**Problem:** Return each line of the data below exactly, omitting any pictures.

**Given records:**
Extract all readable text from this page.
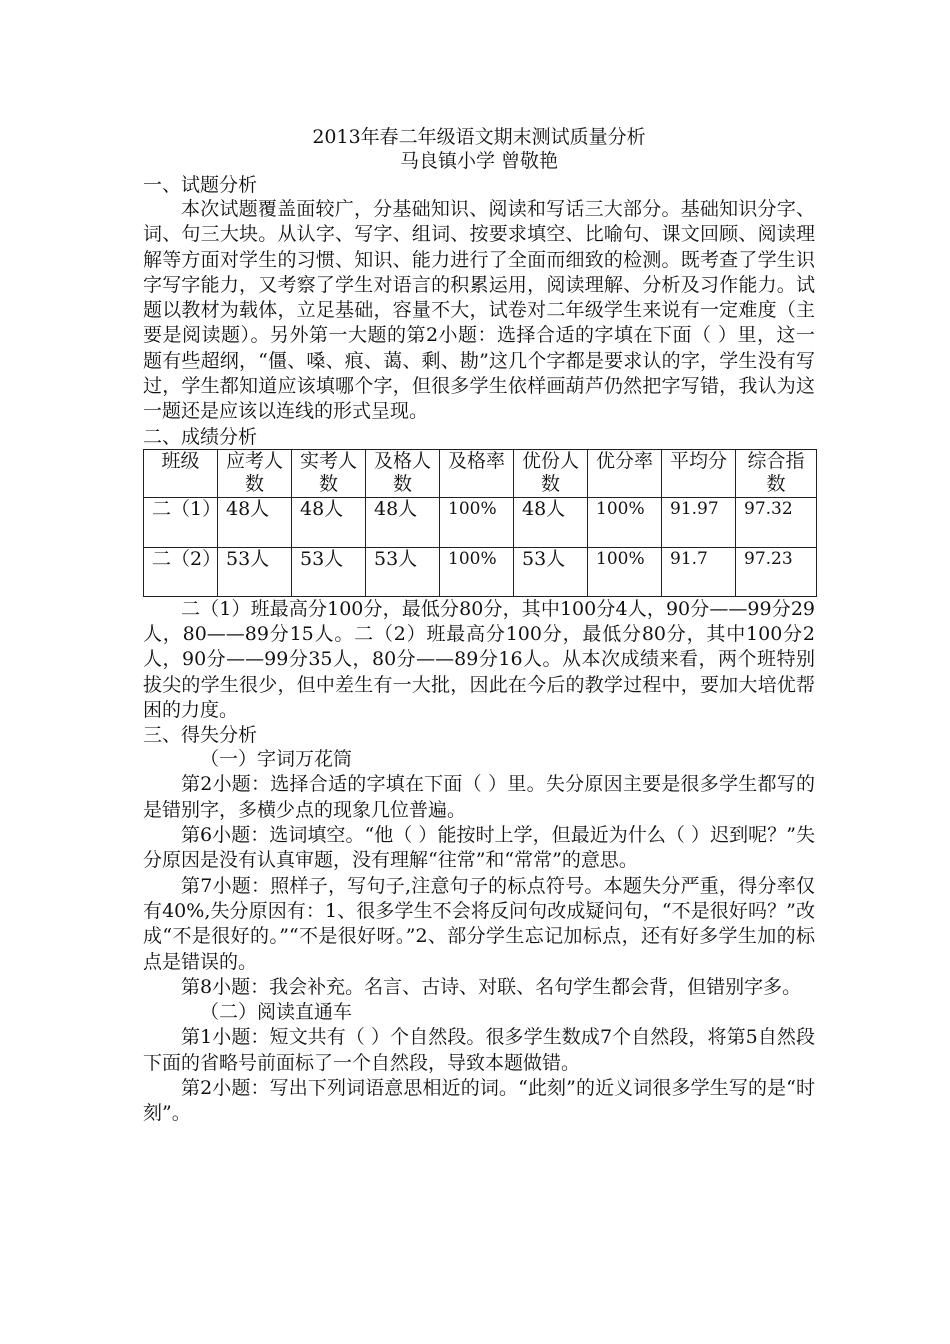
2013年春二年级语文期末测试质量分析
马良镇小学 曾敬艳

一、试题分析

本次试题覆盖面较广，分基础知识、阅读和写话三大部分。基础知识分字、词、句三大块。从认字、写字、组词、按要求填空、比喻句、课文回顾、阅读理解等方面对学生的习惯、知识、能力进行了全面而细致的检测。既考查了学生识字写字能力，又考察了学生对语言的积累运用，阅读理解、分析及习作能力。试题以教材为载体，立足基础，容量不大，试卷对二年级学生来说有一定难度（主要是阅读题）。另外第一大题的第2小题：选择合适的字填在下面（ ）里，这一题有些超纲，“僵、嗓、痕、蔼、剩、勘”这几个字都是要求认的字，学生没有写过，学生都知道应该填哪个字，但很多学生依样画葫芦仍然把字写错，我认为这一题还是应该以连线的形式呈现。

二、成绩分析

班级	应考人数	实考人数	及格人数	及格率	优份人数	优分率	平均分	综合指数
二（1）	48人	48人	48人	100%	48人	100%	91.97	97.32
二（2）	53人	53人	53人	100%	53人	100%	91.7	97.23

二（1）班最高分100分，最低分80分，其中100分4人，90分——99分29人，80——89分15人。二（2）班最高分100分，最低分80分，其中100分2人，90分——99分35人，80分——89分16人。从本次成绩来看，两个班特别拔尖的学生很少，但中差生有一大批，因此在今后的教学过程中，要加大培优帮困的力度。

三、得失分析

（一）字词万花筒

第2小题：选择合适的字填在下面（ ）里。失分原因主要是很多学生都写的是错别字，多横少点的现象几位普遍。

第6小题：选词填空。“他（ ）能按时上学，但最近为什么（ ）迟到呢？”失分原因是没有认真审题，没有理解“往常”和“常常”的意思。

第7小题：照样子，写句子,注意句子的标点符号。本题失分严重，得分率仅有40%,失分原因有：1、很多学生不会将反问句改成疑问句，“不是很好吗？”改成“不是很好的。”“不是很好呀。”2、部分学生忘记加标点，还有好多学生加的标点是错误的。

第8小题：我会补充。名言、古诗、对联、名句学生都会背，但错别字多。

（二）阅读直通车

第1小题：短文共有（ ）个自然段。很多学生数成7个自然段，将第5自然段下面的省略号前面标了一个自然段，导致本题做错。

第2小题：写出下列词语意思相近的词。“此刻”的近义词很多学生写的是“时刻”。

**Solution below:**
Extract all readable text from this page.
2013年春二年级语文期末测试质量分析
马良镇小学 曾敬艳

一、试题分析

本次试题覆盖面较广，分基础知识、阅读和写话三大部分。基础知识分字、词、句三大块。从认字、写字、组词、按要求填空、比喻句、课文回顾、阅读理解等方面对学生的习惯、知识、能力进行了全面而细致的检测。既考查了学生识字写字能力，又考察了学生对语言的积累运用，阅读理解、分析及习作能力。试题以教材为载体，立足基础，容量不大，试卷对二年级学生来说有一定难度（主要是阅读题）。另外第一大题的第2小题：选择合适的字填在下面（ ）里，这一题有些超纲，“僵、嗓、痕、蔼、剩、勘”这几个字都是要求认的字，学生没有写过，学生都知道应该填哪个字，但很多学生依样画葫芦仍然把字写错，我认为这一题还是应该以连线的形式呈现。

二、成绩分析

班级	应考人数	实考人数	及格人数	及格率	优份人数	优分率	平均分	综合指数
二（1）	48人	48人	48人	100%	48人	100%	91.97	97.32
二（2）	53人	53人	53人	100%	53人	100%	91.7	97.23

二（1）班最高分100分，最低分80分，其中100分4人，90分——99分29人，80——89分15人。二（2）班最高分100分，最低分80分，其中100分2人，90分——99分35人，80分——89分16人。从本次成绩来看，两个班特别拔尖的学生很少，但中差生有一大批，因此在今后的教学过程中，要加大培优帮困的力度。

三、得失分析

（一）字词万花筒

第2小题：选择合适的字填在下面（ ）里。失分原因主要是很多学生都写的是错别字，多横少点的现象几位普遍。

第6小题：选词填空。“他（ ）能按时上学，但最近为什么（ ）迟到呢？”失分原因是没有认真审题，没有理解“往常”和“常常”的意思。

第7小题：照样子，写句子,注意句子的标点符号。本题失分严重，得分率仅有40%,失分原因有：1、很多学生不会将反问句改成疑问句，“不是很好吗？”改成“不是很好的。”“不是很好呀。”2、部分学生忘记加标点，还有好多学生加的标点是错误的。

第8小题：我会补充。名言、古诗、对联、名句学生都会背，但错别字多。

（二）阅读直通车

第1小题：短文共有（ ）个自然段。很多学生数成7个自然段，将第5自然段下面的省略号前面标了一个自然段，导致本题做错。

第2小题：写出下列词语意思相近的词。“此刻”的近义词很多学生写的是“时刻”。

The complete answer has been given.